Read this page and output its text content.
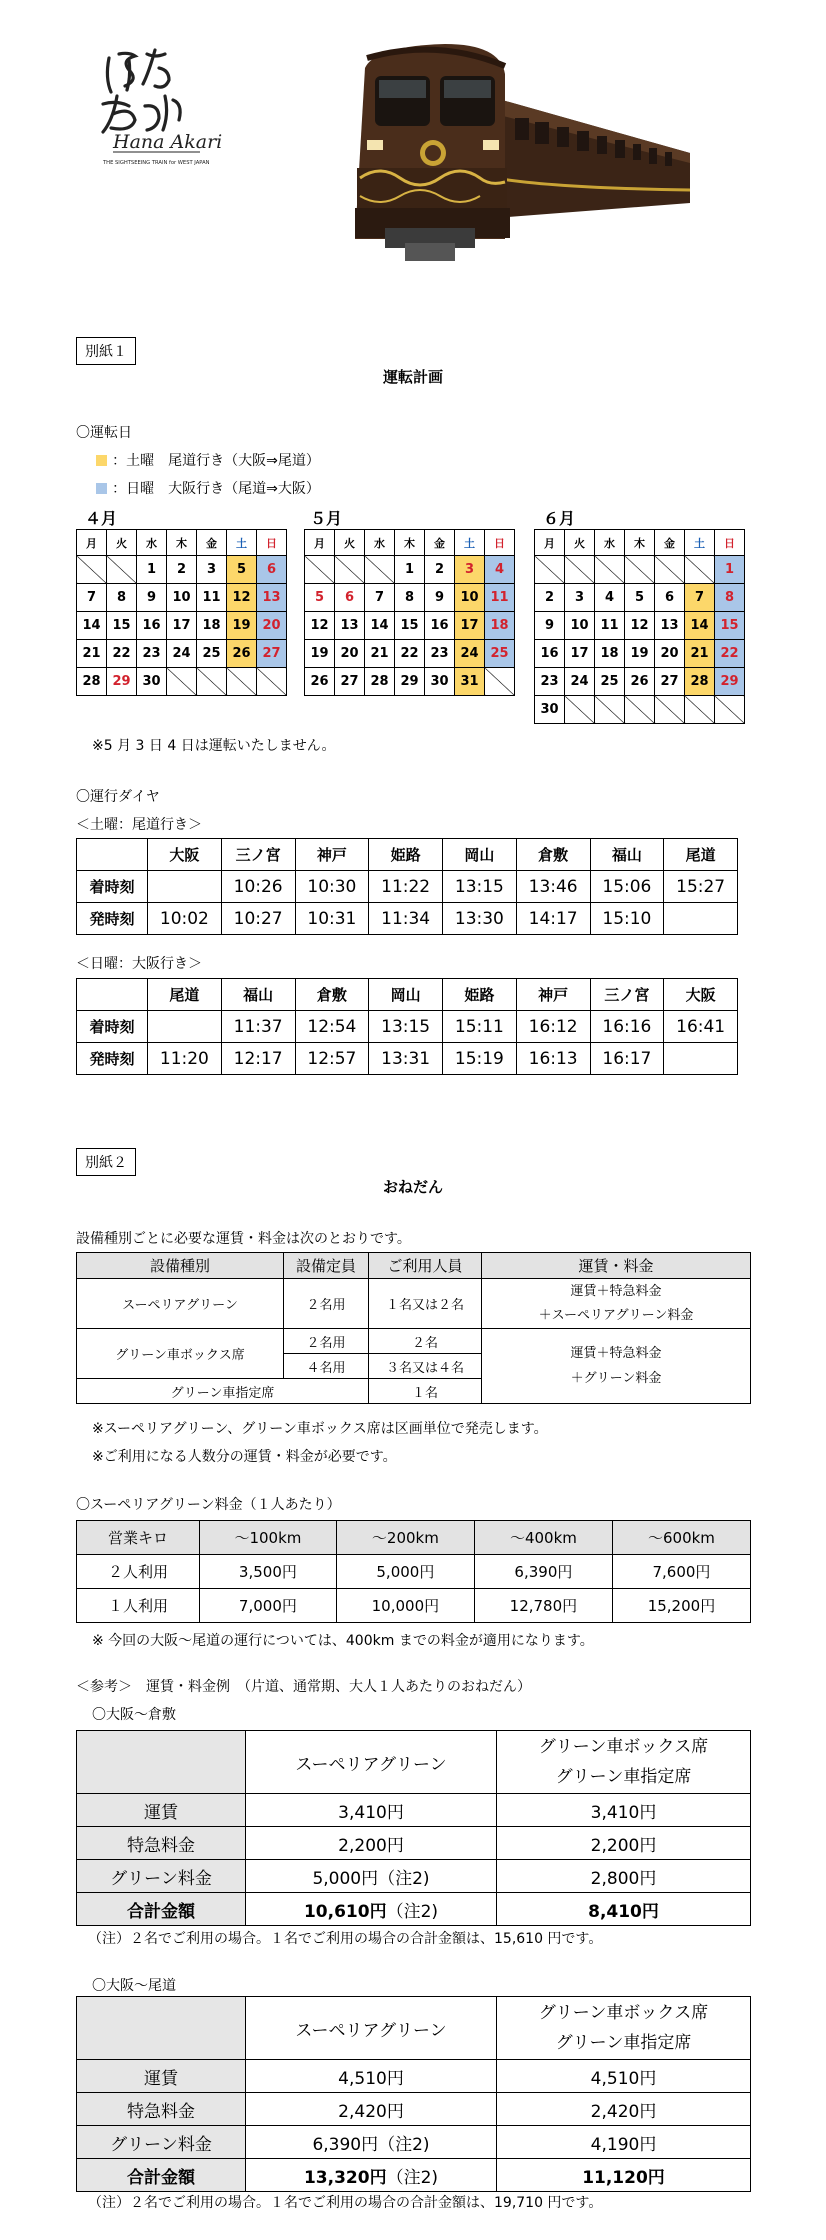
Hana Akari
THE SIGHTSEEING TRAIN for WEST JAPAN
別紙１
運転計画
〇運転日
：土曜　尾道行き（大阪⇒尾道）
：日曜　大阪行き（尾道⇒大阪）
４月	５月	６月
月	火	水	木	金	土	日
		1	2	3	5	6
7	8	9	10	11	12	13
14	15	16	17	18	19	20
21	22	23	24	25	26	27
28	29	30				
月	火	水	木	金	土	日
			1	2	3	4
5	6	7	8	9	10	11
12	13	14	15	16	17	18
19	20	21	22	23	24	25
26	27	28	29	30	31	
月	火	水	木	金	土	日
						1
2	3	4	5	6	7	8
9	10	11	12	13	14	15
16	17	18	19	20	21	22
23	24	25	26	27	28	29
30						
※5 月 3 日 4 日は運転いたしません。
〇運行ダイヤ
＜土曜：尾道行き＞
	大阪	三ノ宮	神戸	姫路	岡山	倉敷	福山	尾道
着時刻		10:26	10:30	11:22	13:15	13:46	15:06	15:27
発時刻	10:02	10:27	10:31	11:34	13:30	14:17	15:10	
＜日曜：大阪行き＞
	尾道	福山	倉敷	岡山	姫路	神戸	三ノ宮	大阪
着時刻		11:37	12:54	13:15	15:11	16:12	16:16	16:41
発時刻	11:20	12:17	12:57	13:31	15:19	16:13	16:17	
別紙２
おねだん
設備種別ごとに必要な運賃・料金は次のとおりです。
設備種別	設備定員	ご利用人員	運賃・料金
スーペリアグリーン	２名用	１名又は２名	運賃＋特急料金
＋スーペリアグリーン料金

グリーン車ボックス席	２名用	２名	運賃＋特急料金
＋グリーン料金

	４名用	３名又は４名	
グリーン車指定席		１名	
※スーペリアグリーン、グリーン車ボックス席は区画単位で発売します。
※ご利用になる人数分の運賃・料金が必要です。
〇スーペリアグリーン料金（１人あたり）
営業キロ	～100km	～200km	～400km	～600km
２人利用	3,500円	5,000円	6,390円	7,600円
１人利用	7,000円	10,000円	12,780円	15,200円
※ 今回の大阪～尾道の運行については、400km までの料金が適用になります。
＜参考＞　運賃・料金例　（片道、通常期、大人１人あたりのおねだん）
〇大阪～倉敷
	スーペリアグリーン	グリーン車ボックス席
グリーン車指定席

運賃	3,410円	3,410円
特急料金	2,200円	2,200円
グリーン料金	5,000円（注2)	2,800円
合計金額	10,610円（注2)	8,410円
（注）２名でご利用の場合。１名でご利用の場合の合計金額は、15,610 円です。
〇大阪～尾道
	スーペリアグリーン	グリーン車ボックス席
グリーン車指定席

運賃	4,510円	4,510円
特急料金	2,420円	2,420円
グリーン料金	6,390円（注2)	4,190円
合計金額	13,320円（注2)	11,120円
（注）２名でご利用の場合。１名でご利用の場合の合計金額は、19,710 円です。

+ + + + + + +

* _Set problem_
From the listing, extract all text exactly as given and drop any picture.

* _Answer to the problem_
Read this page and output its text content.
Hana Akari
THE SIGHTSEEING TRAIN for WEST JAPAN
別紙１
運転計画
〇運転日
：土曜　尾道行き（大阪⇒尾道）
：日曜　大阪行き（尾道⇒大阪）
４月	５月	６月
月	火	水	木	金	土	日
		1	2	3	5	6
7	8	9	10	11	12	13
14	15	16	17	18	19	20
21	22	23	24	25	26	27
28	29	30				
月	火	水	木	金	土	日
			1	2	3	4
5	6	7	8	9	10	11
12	13	14	15	16	17	18
19	20	21	22	23	24	25
26	27	28	29	30	31	
月	火	水	木	金	土	日
						1
2	3	4	5	6	7	8
9	10	11	12	13	14	15
16	17	18	19	20	21	22
23	24	25	26	27	28	29
30						
※5 月 3 日 4 日は運転いたしません。
〇運行ダイヤ
＜土曜：尾道行き＞
	大阪	三ノ宮	神戸	姫路	岡山	倉敷	福山	尾道
着時刻		10:26	10:30	11:22	13:15	13:46	15:06	15:27
発時刻	10:02	10:27	10:31	11:34	13:30	14:17	15:10	
＜日曜：大阪行き＞
	尾道	福山	倉敷	岡山	姫路	神戸	三ノ宮	大阪
着時刻		11:37	12:54	13:15	15:11	16:12	16:16	16:41
発時刻	11:20	12:17	12:57	13:31	15:19	16:13	16:17	
別紙２
おねだん
設備種別ごとに必要な運賃・料金は次のとおりです。
設備種別	設備定員	ご利用人員	運賃・料金
スーペリアグリーン	２名用	１名又は２名	運賃＋特急料金
＋スーペリアグリーン料金

グリーン車ボックス席	２名用	２名	運賃＋特急料金
＋グリーン料金

	４名用	３名又は４名	
グリーン車指定席		１名	
※スーペリアグリーン、グリーン車ボックス席は区画単位で発売します。
※ご利用になる人数分の運賃・料金が必要です。
〇スーペリアグリーン料金（１人あたり）
営業キロ	～100km	～200km	～400km	～600km
２人利用	3,500円	5,000円	6,390円	7,600円
１人利用	7,000円	10,000円	12,780円	15,200円
※ 今回の大阪～尾道の運行については、400km までの料金が適用になります。
＜参考＞　運賃・料金例　（片道、通常期、大人１人あたりのおねだん）
〇大阪～倉敷
	スーペリアグリーン	グリーン車ボックス席
グリーン車指定席

運賃	3,410円	3,410円
特急料金	2,200円	2,200円
グリーン料金	5,000円（注2)	2,800円
合計金額	10,610円（注2)	8,410円
（注）２名でご利用の場合。１名でご利用の場合の合計金額は、15,610 円です。
〇大阪～尾道
	スーペリアグリーン	グリーン車ボックス席
グリーン車指定席

運賃	4,510円	4,510円
特急料金	2,420円	2,420円
グリーン料金	6,390円（注2)	4,190円
合計金額	13,320円（注2)	11,120円
（注）２名でご利用の場合。１名でご利用の場合の合計金額は、19,710 円です。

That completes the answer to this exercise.